• _REQUEST_:
What lines of the data hold the string "goods"? Pull each one out.

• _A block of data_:
=====

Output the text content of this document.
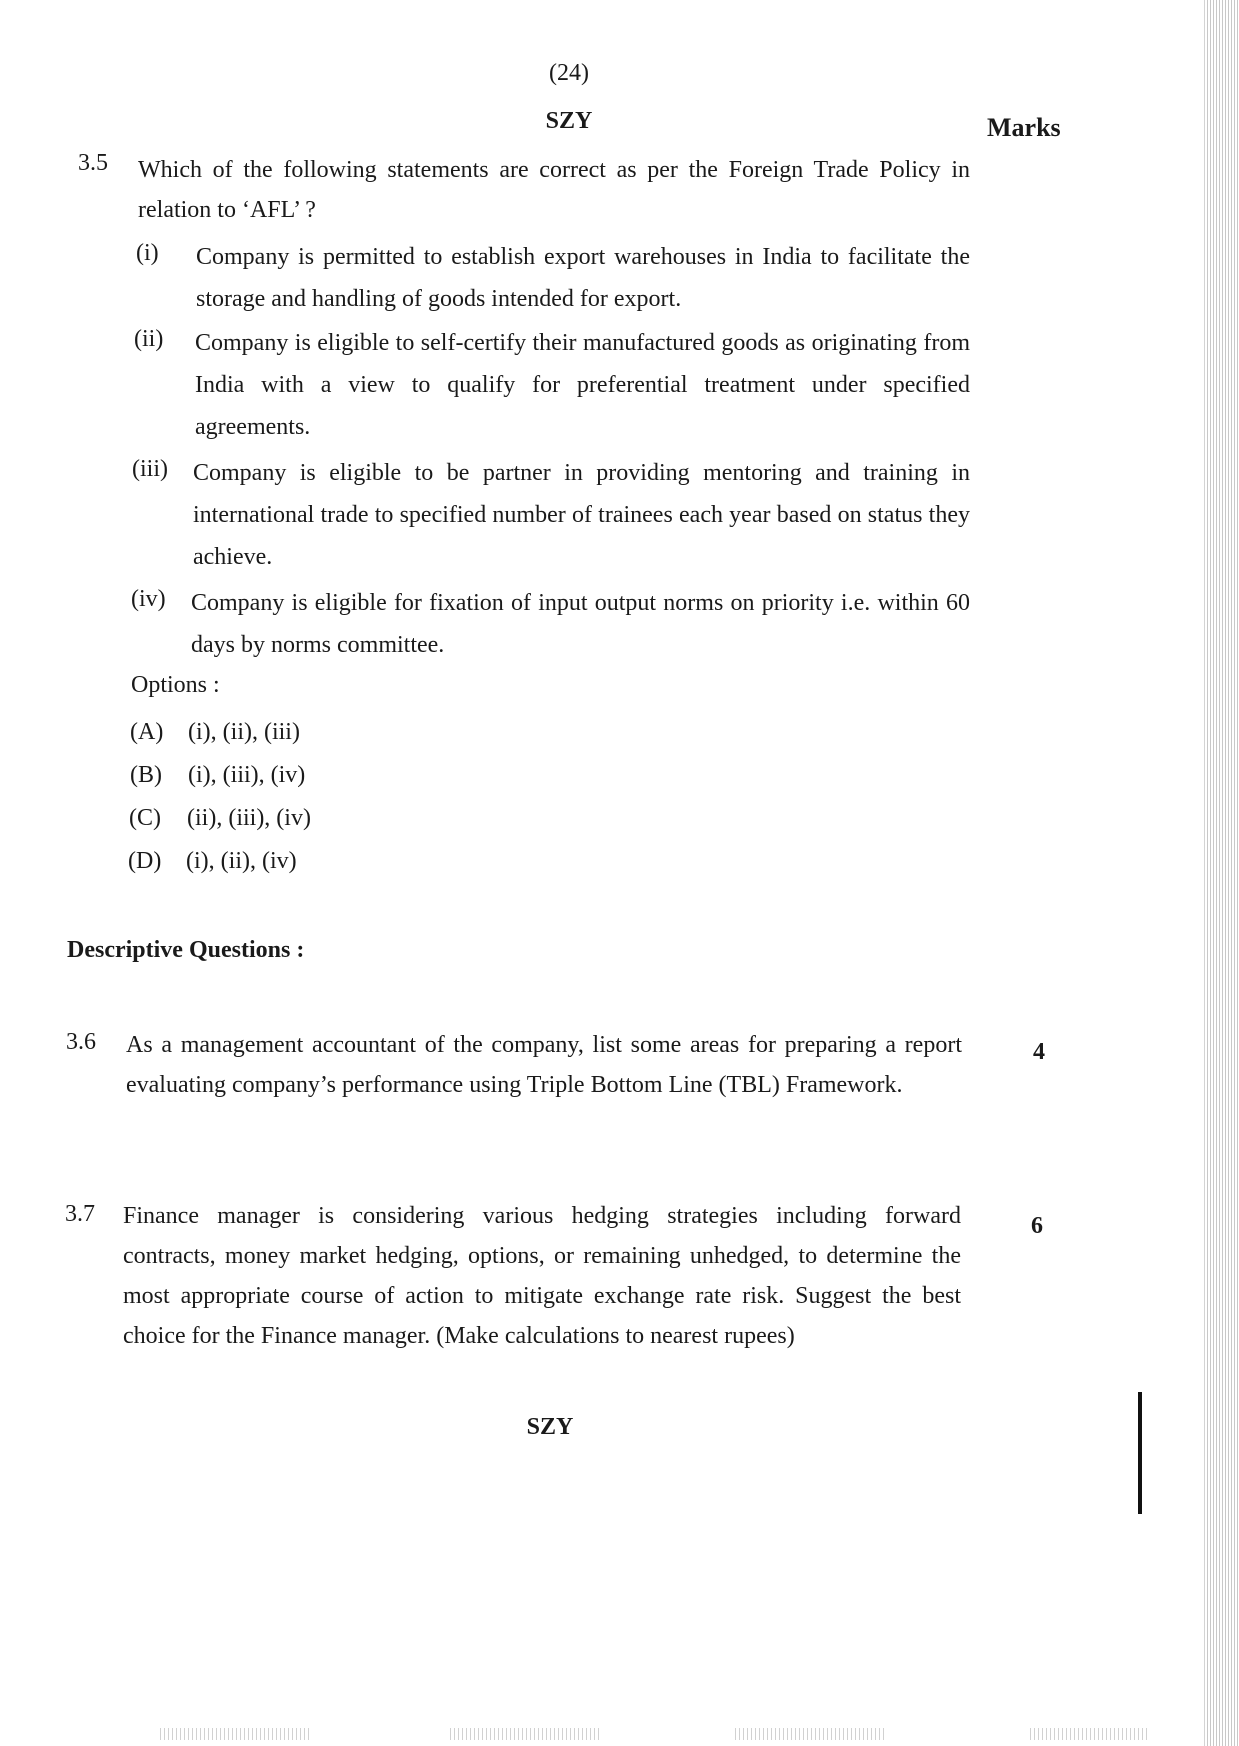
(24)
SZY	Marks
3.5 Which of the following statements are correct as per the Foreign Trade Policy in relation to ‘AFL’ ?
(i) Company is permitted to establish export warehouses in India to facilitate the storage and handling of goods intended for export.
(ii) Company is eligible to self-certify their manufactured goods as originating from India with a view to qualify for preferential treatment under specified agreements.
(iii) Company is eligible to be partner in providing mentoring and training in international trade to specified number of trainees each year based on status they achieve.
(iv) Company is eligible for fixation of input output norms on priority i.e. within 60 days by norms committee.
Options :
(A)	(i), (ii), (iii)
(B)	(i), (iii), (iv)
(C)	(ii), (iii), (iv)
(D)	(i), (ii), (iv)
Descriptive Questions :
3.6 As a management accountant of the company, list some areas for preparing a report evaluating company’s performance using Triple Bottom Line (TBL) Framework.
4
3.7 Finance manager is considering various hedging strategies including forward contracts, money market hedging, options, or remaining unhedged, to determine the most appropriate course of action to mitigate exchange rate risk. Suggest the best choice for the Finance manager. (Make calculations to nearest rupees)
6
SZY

=====

• _RESULT BELOW_:
(i) Company is permitted to establish export warehouses in India to facilitate the storage and handling of goods intended for export.
(ii) Company is eligible to self-certify their manufactured goods as originating from India with a view to qualify for preferential treatment under specified agreements.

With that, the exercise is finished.